What the exercise asks — Track down every line below that holds "Скорость" and copy it.

# Data section start

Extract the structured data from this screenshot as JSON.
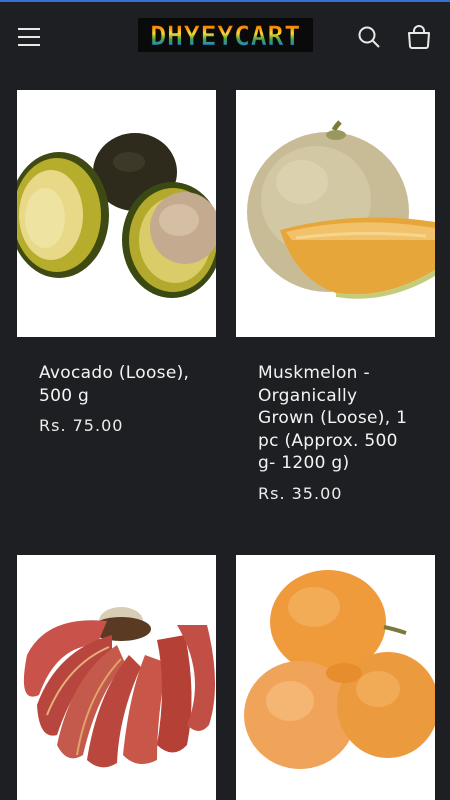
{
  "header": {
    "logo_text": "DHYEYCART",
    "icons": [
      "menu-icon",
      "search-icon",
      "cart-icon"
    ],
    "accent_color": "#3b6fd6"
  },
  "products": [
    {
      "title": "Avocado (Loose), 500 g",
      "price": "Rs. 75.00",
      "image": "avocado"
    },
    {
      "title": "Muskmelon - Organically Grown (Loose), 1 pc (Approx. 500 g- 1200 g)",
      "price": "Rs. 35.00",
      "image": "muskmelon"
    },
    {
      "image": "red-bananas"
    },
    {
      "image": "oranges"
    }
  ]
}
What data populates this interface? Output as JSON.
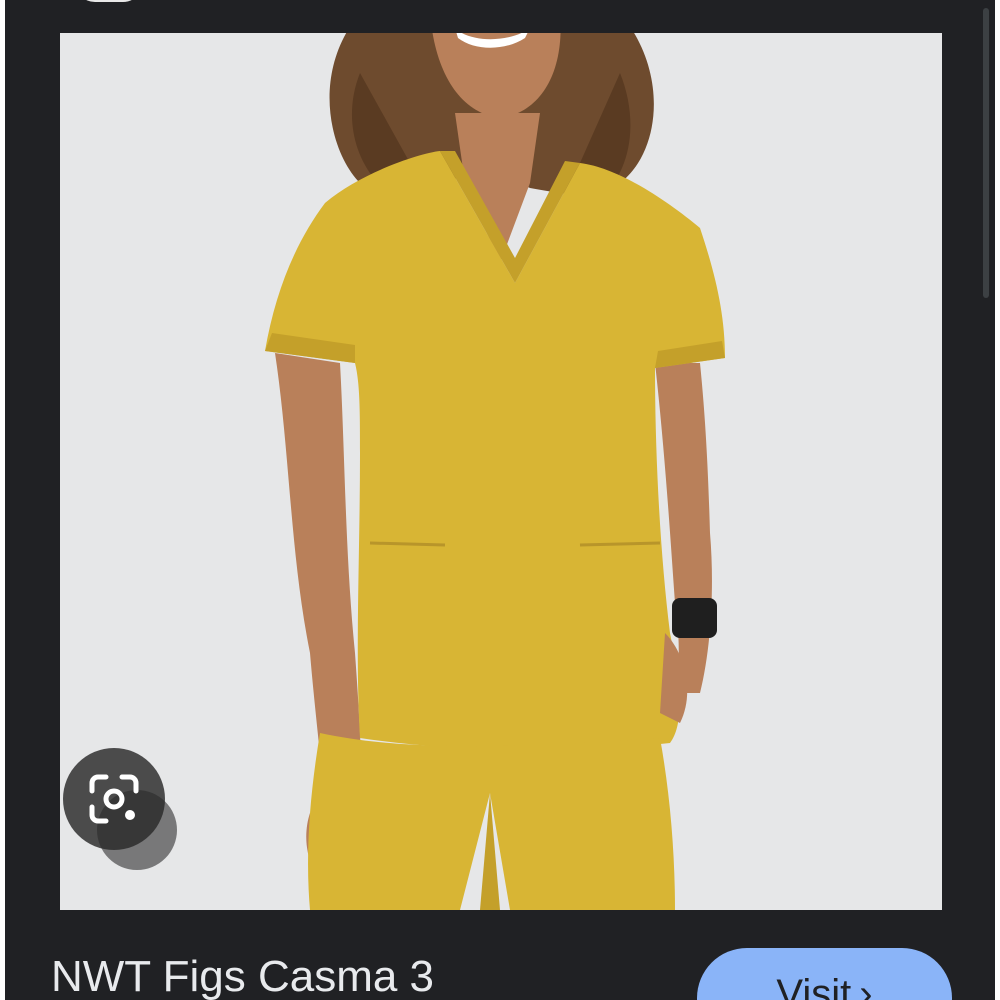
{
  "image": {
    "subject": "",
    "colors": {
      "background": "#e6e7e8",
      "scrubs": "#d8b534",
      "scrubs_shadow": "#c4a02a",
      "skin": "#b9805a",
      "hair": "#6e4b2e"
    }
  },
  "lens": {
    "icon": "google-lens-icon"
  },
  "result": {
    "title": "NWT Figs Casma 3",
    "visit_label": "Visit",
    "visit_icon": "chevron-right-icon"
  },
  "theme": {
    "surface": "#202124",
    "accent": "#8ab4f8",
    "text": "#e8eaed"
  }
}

# Data section end
# Data section start

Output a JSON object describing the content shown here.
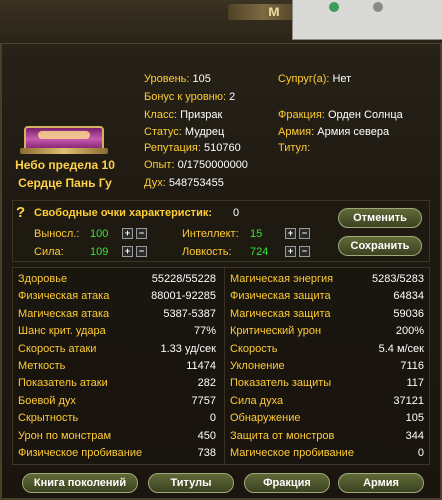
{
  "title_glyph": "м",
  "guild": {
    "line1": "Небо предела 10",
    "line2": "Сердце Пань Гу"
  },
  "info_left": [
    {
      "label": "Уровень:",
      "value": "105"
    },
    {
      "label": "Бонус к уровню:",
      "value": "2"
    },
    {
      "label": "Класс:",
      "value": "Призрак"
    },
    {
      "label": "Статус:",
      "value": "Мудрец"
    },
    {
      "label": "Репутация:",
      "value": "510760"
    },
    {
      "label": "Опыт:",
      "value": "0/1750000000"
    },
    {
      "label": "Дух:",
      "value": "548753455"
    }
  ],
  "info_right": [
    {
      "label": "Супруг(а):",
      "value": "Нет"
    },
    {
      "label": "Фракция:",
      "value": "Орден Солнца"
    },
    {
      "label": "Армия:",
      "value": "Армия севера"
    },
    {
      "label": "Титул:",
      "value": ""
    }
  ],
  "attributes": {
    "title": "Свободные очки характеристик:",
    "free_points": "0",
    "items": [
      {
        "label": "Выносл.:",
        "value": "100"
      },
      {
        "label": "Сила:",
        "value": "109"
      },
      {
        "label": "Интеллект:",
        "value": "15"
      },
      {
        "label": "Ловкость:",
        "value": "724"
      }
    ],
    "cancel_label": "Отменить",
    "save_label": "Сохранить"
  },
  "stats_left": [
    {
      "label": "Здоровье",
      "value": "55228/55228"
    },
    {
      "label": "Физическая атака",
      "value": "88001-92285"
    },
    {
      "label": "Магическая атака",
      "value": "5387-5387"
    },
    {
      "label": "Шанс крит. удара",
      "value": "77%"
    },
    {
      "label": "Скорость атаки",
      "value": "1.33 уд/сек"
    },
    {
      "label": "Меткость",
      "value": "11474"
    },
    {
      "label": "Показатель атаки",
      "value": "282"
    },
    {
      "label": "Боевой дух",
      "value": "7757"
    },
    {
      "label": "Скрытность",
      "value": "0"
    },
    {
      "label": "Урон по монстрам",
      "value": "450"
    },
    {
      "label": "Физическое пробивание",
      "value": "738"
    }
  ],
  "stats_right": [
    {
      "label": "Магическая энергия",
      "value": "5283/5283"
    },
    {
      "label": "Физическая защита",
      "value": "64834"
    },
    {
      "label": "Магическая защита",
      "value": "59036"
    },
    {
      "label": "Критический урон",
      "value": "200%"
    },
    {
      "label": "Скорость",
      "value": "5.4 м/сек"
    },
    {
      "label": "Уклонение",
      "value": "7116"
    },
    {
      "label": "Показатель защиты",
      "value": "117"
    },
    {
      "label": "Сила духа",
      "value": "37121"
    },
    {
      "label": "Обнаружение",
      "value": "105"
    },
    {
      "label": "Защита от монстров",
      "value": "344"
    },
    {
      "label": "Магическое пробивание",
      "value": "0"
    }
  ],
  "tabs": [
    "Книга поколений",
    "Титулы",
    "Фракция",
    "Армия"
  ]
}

# Data section end

Answer to the problem —
      "label": "Скорость атаки",
      "label": "Скорость",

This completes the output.